## What the task asks:
Give every line of the data again, unchanged, but with no pictures.

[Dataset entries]
[start]

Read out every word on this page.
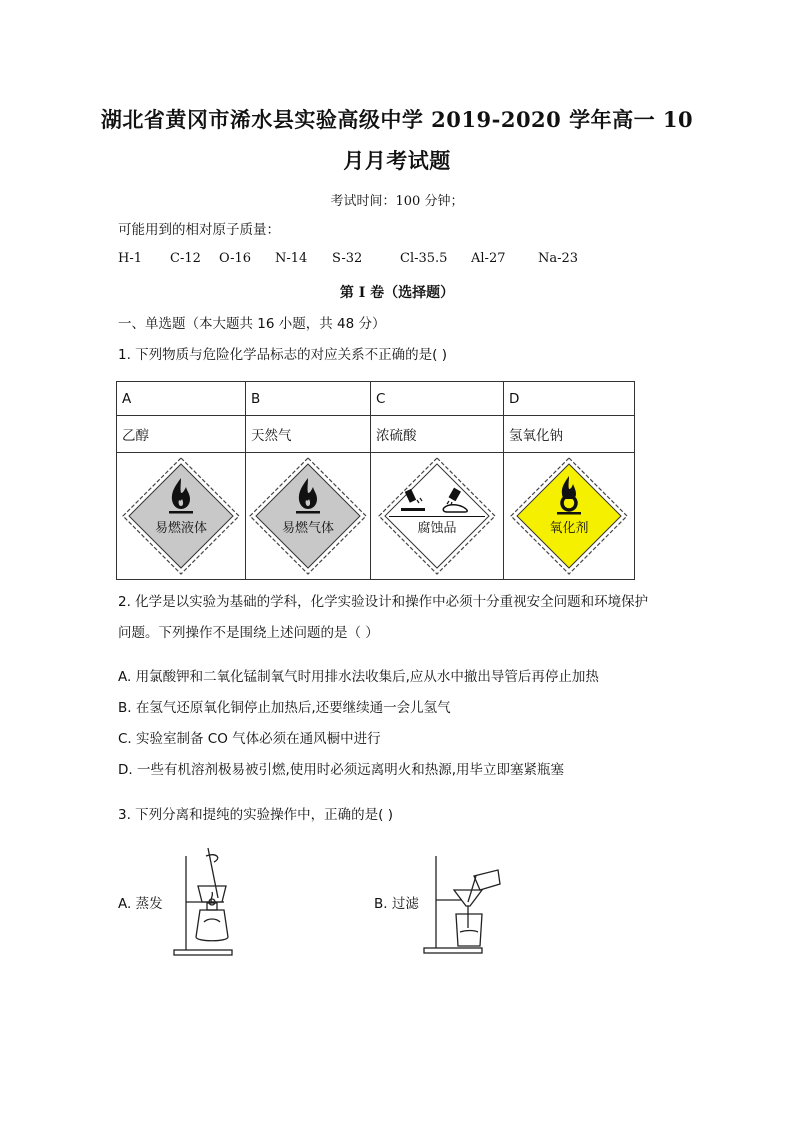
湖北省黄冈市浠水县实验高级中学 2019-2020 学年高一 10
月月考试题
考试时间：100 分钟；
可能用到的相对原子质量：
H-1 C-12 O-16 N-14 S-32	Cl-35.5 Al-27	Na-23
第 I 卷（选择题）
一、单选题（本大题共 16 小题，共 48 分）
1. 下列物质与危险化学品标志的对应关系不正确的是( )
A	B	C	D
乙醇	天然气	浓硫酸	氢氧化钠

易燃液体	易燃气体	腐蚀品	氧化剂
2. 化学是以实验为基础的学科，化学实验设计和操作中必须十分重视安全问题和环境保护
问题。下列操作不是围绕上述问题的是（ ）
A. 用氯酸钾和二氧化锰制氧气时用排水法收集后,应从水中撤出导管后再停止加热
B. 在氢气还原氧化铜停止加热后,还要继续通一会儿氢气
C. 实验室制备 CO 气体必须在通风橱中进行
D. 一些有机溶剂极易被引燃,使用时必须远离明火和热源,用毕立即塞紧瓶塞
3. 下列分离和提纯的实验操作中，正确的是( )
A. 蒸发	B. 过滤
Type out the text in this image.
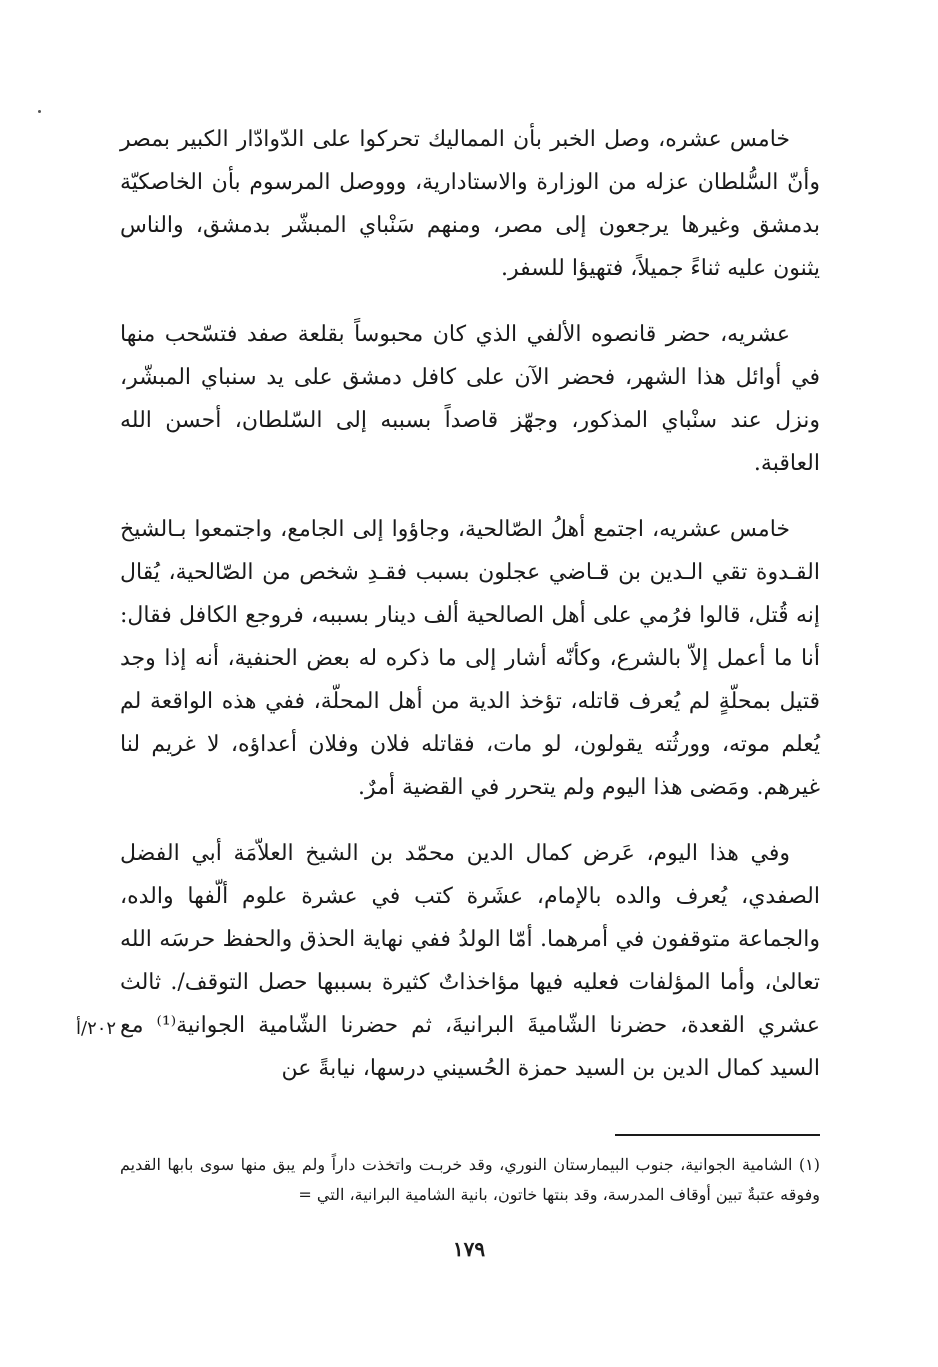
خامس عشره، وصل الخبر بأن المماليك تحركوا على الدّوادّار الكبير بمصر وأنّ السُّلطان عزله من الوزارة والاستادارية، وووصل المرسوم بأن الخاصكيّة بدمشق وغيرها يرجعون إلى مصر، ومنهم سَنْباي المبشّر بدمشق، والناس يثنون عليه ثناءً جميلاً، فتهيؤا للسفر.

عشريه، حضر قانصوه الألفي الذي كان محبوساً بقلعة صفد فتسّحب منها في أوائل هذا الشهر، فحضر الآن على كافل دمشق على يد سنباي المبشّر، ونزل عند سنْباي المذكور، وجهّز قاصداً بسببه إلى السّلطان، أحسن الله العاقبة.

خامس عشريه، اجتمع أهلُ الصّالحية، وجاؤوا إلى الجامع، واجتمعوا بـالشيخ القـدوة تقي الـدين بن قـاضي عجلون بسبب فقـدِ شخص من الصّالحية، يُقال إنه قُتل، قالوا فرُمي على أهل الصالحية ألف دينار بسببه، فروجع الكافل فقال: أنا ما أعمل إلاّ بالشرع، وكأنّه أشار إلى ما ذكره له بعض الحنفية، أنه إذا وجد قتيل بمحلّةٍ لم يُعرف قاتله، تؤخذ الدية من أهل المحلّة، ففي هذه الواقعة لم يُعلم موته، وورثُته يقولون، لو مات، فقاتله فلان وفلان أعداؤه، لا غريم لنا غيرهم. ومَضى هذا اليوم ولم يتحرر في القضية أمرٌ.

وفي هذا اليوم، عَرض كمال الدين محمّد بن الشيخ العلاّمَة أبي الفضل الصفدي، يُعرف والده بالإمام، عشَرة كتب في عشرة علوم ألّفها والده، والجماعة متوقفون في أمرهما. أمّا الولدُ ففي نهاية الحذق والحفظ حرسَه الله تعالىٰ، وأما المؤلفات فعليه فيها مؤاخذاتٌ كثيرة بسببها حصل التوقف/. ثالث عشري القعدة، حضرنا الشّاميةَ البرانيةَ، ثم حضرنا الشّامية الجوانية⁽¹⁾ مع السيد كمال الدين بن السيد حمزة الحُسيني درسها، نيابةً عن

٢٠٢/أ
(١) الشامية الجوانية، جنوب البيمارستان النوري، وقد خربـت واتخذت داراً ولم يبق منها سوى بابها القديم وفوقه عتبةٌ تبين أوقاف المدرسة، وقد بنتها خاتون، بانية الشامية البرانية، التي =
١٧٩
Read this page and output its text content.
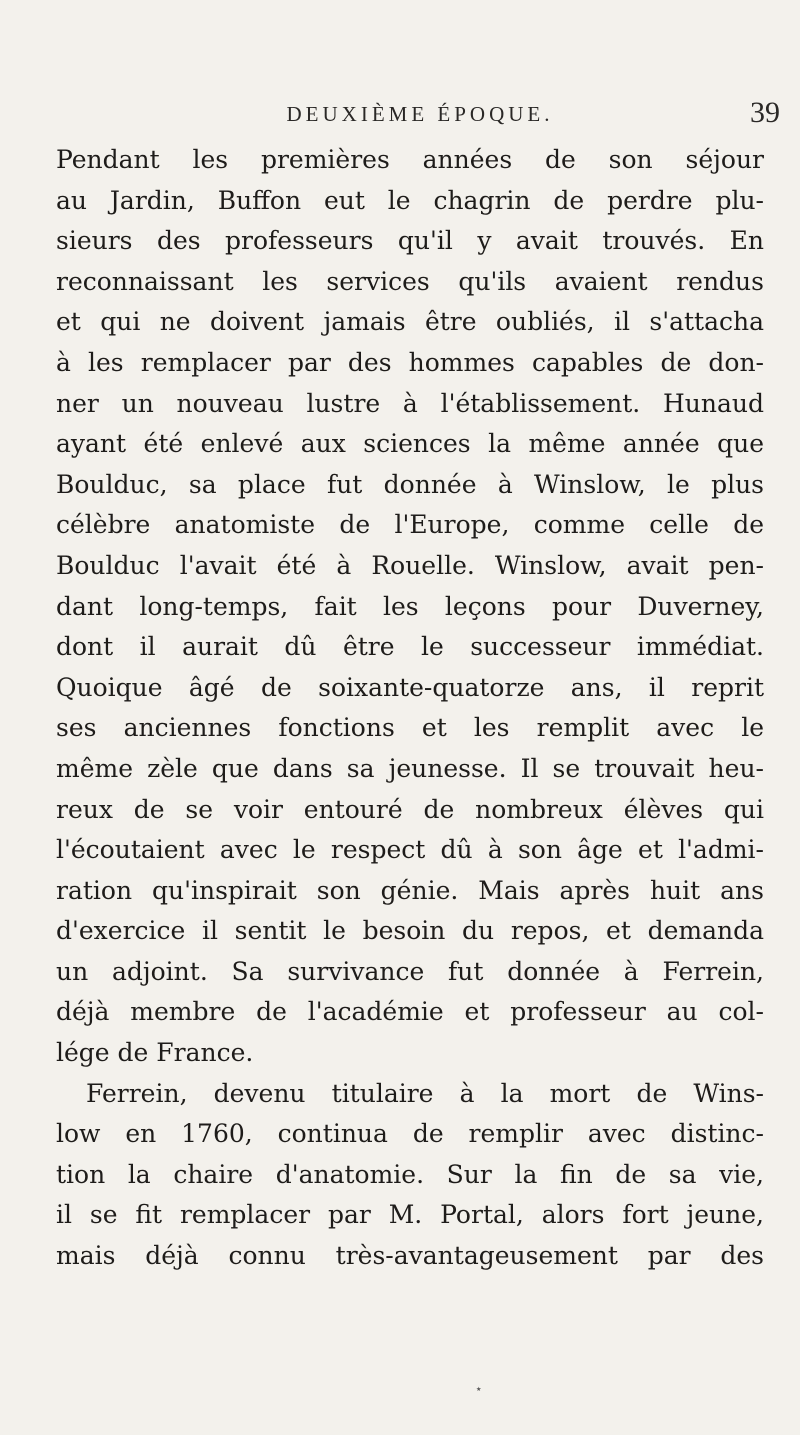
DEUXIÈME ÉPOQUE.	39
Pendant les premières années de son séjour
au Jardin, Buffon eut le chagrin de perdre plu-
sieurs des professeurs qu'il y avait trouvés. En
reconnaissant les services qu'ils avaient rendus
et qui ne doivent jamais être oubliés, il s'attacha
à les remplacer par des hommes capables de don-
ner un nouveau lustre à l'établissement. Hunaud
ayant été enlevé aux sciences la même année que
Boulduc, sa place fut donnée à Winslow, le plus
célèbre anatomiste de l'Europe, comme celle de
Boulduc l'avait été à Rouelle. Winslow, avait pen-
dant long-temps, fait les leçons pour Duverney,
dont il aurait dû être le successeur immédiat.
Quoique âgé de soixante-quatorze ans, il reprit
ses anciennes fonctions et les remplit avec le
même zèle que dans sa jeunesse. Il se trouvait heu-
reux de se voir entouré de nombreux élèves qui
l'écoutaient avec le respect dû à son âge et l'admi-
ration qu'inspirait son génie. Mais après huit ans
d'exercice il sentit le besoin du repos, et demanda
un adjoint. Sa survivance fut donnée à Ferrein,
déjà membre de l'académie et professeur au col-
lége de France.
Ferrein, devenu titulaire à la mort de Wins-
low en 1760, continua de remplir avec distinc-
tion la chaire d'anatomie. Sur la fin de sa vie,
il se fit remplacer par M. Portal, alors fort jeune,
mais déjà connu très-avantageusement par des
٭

[end]

## The solution:
Read out every word on this page.
湖北省黄冈市浠水县实验高级中学 2019-2020 学年高一 10
月月考试题
考试时间：100 分钟；
可能用到的相对原子质量：
H-1 C-12 O-16 N-14 S-32	Cl-35.5 Al-27	Na-23
第 I 卷（选择题）
一、单选题（本大题共 16 小题，共 48 分）
1. 下列物质与危险化学品标志的对应关系不正确的是( )
A	B	C	D
乙醇	天然气	浓硫酸	氢氧化钠

易燃液体	易燃气体	腐蚀品	氧化剂
2. 化学是以实验为基础的学科，化学实验设计和操作中必须十分重视安全问题和环境保护
问题。下列操作不是围绕上述问题的是（ ）
A. 用氯酸钾和二氧化锰制氧气时用排水法收集后,应从水中撤出导管后再停止加热
B. 在氢气还原氧化铜停止加热后,还要继续通一会儿氢气
C. 实验室制备 CO 气体必须在通风橱中进行
D. 一些有机溶剂极易被引燃,使用时必须远离明火和热源,用毕立即塞紧瓶塞
3. 下列分离和提纯的实验操作中，正确的是( )
A. 蒸发	B. 过滤
Type out the text in this image.
خامس عشره، وصل الخبر بأن المماليك تحركوا على الدّوادّار الكبير بمصر وأنّ السُّلطان عزله من الوزارة والاستادارية، وووصل المرسوم بأن الخاصكيّة بدمشق وغيرها يرجعون إلى مصر، ومنهم سَنْباي المبشّر بدمشق، والناس يثنون عليه ثناءً جميلاً، فتهيؤا للسفر.

عشريه، حضر قانصوه الألفي الذي كان محبوساً بقلعة صفد فتسّحب منها في أوائل هذا الشهر، فحضر الآن على كافل دمشق على يد سنباي المبشّر، ونزل عند سنْباي المذكور، وجهّز قاصداً بسببه إلى السّلطان، أحسن الله العاقبة.

خامس عشريه، اجتمع أهلُ الصّالحية، وجاؤوا إلى الجامع، واجتمعوا بـالشيخ القـدوة تقي الـدين بن قـاضي عجلون بسبب فقـدِ شخص من الصّالحية، يُقال إنه قُتل، قالوا فرُمي على أهل الصالحية ألف دينار بسببه، فروجع الكافل فقال: أنا ما أعمل إلاّ بالشرع، وكأنّه أشار إلى ما ذكره له بعض الحنفية، أنه إذا وجد قتيل بمحلّةٍ لم يُعرف قاتله، تؤخذ الدية من أهل المحلّة، ففي هذه الواقعة لم يُعلم موته، وورثُته يقولون، لو مات، فقاتله فلان وفلان أعداؤه، لا غريم لنا غيرهم. ومَضى هذا اليوم ولم يتحرر في القضية أمرٌ.

وفي هذا اليوم، عَرض كمال الدين محمّد بن الشيخ العلاّمَة أبي الفضل الصفدي، يُعرف والده بالإمام، عشَرة كتب في عشرة علوم ألّفها والده، والجماعة متوقفون في أمرهما. أمّا الولدُ ففي نهاية الحذق والحفظ حرسَه الله تعالىٰ، وأما المؤلفات فعليه فيها مؤاخذاتٌ كثيرة بسببها حصل التوقف/. ثالث عشري القعدة، حضرنا الشّاميةَ البرانيةَ، ثم حضرنا الشّامية الجوانية⁽¹⁾ مع السيد كمال الدين بن السيد حمزة الحُسيني درسها، نيابةً عن

٢٠٢/أ
(١) الشامية الجوانية، جنوب البيمارستان النوري، وقد خربـت واتخذت داراً ولم يبق منها سوى بابها القديم وفوقه عتبةٌ تبين أوقاف المدرسة، وقد بنتها خاتون، بانية الشامية البرانية، التي =
١٧٩
Read this page and output its text content.
DEUXIÈME ÉPOQUE.	39
Pendant les premières années de son séjour
au Jardin, Buffon eut le chagrin de perdre plu-
sieurs des professeurs qu'il y avait trouvés. En
reconnaissant les services qu'ils avaient rendus
et qui ne doivent jamais être oubliés, il s'attacha
à les remplacer par des hommes capables de don-
ner un nouveau lustre à l'établissement. Hunaud
ayant été enlevé aux sciences la même année que
Boulduc, sa place fut donnée à Winslow, le plus
célèbre anatomiste de l'Europe, comme celle de
Boulduc l'avait été à Rouelle. Winslow, avait pen-
dant long-temps, fait les leçons pour Duverney,
dont il aurait dû être le successeur immédiat.
Quoique âgé de soixante-quatorze ans, il reprit
ses anciennes fonctions et les remplit avec le
même zèle que dans sa jeunesse. Il se trouvait heu-
reux de se voir entouré de nombreux élèves qui
l'écoutaient avec le respect dû à son âge et l'admi-
ration qu'inspirait son génie. Mais après huit ans
d'exercice il sentit le besoin du repos, et demanda
un adjoint. Sa survivance fut donnée à Ferrein,
déjà membre de l'académie et professeur au col-
lége de France.
Ferrein, devenu titulaire à la mort de Wins-
low en 1760, continua de remplir avec distinc-
tion la chaire d'anatomie. Sur la fin de sa vie,
il se fit remplacer par M. Portal, alors fort jeune,
mais déjà connu très-avantageusement par des
٭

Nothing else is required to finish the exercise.